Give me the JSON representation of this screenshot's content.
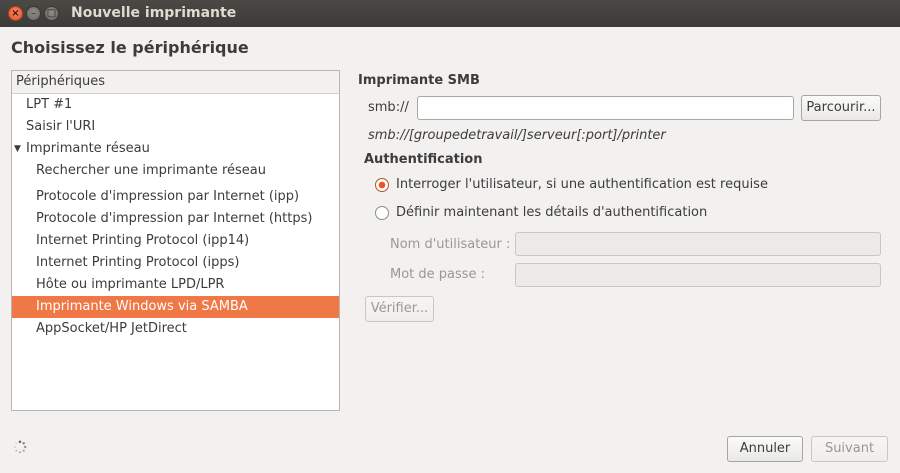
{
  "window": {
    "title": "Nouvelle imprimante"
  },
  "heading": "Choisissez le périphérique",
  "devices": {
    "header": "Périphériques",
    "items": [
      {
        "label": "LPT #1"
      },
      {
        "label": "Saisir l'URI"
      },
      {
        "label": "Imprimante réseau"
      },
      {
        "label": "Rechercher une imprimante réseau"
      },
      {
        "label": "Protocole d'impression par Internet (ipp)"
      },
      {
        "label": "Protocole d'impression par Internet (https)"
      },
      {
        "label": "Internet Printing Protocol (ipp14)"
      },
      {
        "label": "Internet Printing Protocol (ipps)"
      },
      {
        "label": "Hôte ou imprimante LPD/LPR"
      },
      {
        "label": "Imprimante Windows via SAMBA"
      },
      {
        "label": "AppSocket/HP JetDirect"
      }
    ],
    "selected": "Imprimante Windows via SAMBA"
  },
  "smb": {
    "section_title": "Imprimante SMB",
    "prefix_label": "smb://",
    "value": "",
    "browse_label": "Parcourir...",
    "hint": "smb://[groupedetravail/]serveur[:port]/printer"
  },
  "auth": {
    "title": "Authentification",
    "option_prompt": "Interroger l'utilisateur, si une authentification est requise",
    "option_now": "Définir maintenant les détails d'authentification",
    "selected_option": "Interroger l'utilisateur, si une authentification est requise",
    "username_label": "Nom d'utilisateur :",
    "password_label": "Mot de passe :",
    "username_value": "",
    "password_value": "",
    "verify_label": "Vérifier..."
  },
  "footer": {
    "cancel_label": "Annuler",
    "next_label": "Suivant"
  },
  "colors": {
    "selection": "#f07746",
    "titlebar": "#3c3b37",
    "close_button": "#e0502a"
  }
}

# # #

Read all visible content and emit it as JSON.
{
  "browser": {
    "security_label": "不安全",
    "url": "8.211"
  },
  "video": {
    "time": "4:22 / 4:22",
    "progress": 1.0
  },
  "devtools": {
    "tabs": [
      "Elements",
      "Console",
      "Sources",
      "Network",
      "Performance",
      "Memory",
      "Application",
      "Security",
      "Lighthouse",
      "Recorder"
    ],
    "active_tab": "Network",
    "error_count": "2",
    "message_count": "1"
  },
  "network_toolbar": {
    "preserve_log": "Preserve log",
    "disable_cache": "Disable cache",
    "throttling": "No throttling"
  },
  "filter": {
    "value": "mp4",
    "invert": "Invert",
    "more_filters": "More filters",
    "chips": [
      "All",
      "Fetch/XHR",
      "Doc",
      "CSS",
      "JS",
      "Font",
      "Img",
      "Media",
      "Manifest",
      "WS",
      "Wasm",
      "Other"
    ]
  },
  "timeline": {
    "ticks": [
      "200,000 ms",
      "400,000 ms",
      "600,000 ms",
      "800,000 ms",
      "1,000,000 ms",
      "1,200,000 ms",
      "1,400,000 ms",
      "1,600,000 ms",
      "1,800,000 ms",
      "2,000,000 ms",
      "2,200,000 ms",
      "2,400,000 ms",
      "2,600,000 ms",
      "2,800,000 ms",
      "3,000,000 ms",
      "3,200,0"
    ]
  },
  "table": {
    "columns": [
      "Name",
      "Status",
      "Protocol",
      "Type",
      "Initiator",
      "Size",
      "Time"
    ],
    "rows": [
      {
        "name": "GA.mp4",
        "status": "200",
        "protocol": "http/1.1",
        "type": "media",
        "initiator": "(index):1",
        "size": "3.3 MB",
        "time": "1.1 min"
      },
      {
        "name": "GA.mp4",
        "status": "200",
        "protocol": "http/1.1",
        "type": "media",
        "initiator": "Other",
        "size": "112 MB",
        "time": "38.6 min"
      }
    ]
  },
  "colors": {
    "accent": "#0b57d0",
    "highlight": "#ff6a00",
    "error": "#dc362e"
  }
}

# # #

• Requirements: Review the material and copy each line in which the word "Printing" appears.

• Answer to the exercise:
        "label": "Internet Printing Protocol (ipp14)"
        "label": "Internet Printing Protocol (ipps)"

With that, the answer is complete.